++++ DATA IN THIS EXERCISE ++++
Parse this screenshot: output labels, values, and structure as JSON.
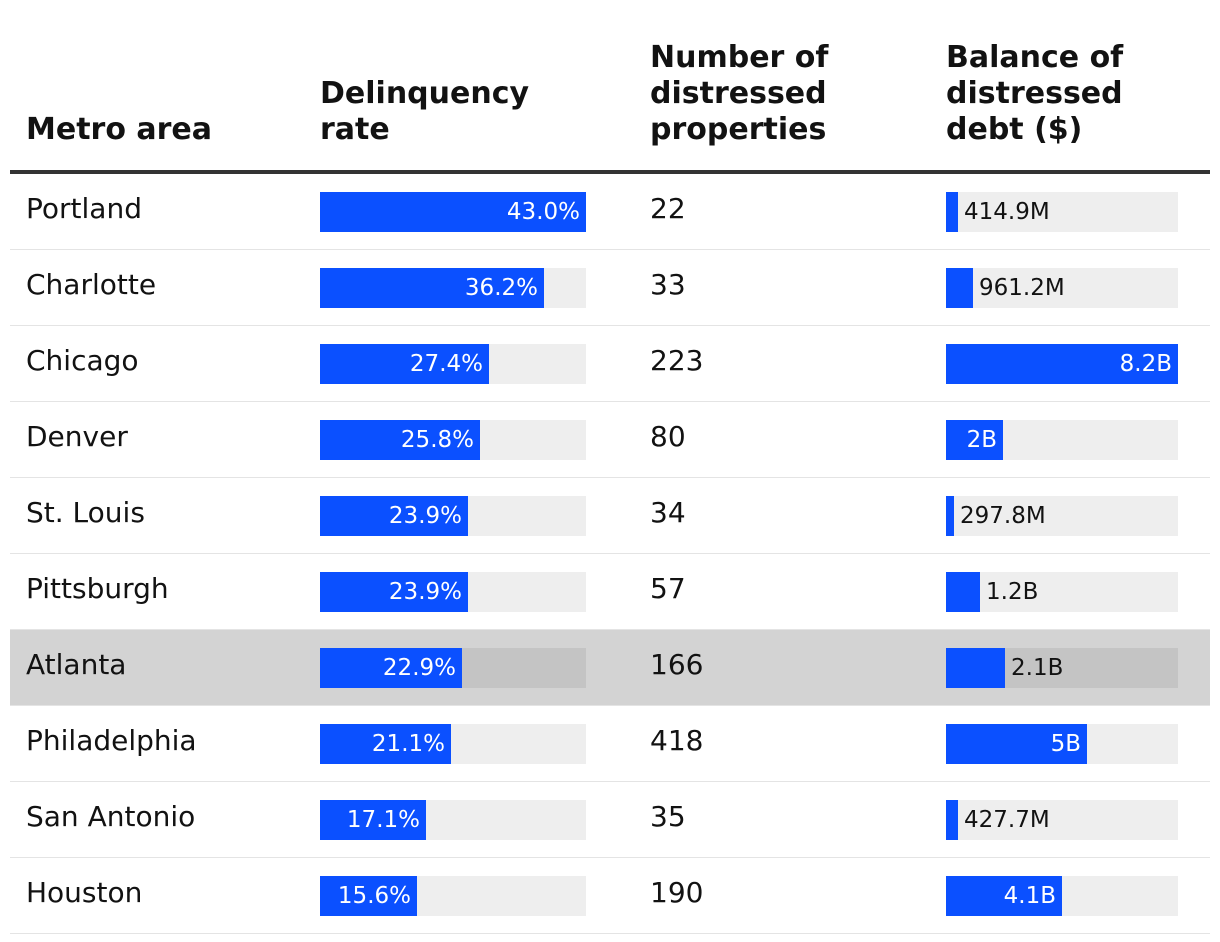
{
  "headers": {
    "metro": "Metro area",
    "rate": "Delinquency rate",
    "count": "Number of distressed properties",
    "debt": "Balance of distressed debt ($)"
  },
  "colors": {
    "bar": "#0b50ff",
    "track": "#eeeeee",
    "highlight_row": "#d3d3d3",
    "highlight_track": "#c4c4c4"
  },
  "chart_data": {
    "type": "table",
    "columns": [
      "Metro area",
      "Delinquency rate",
      "Number of distressed properties",
      "Balance of distressed debt ($)"
    ],
    "rate_max": 43.0,
    "debt_max": 8.2,
    "highlighted": "Atlanta",
    "rows": [
      {
        "metro": "Portland",
        "rate": 43.0,
        "rate_label": "43.0%",
        "count": "22",
        "debt": 0.4149,
        "debt_label": "414.9M"
      },
      {
        "metro": "Charlotte",
        "rate": 36.2,
        "rate_label": "36.2%",
        "count": "33",
        "debt": 0.9612,
        "debt_label": "961.2M"
      },
      {
        "metro": "Chicago",
        "rate": 27.4,
        "rate_label": "27.4%",
        "count": "223",
        "debt": 8.2,
        "debt_label": "8.2B"
      },
      {
        "metro": "Denver",
        "rate": 25.8,
        "rate_label": "25.8%",
        "count": "80",
        "debt": 2.0,
        "debt_label": "2B"
      },
      {
        "metro": "St. Louis",
        "rate": 23.9,
        "rate_label": "23.9%",
        "count": "34",
        "debt": 0.2978,
        "debt_label": "297.8M"
      },
      {
        "metro": "Pittsburgh",
        "rate": 23.9,
        "rate_label": "23.9%",
        "count": "57",
        "debt": 1.2,
        "debt_label": "1.2B"
      },
      {
        "metro": "Atlanta",
        "rate": 22.9,
        "rate_label": "22.9%",
        "count": "166",
        "debt": 2.1,
        "debt_label": "2.1B"
      },
      {
        "metro": "Philadelphia",
        "rate": 21.1,
        "rate_label": "21.1%",
        "count": "418",
        "debt": 5.0,
        "debt_label": "5B"
      },
      {
        "metro": "San Antonio",
        "rate": 17.1,
        "rate_label": "17.1%",
        "count": "35",
        "debt": 0.4277,
        "debt_label": "427.7M"
      },
      {
        "metro": "Houston",
        "rate": 15.6,
        "rate_label": "15.6%",
        "count": "190",
        "debt": 4.1,
        "debt_label": "4.1B"
      }
    ]
  }
}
++++
WRITTEN PROBLEM: Which lines of the data above contain "distressed"? Copy each one.

OUTPUT BELOW:
    "count": "Number of distressed properties",
    "debt": "Balance of distressed debt ($)"
      "Number of distressed properties",
      "Balance of distressed debt ($)"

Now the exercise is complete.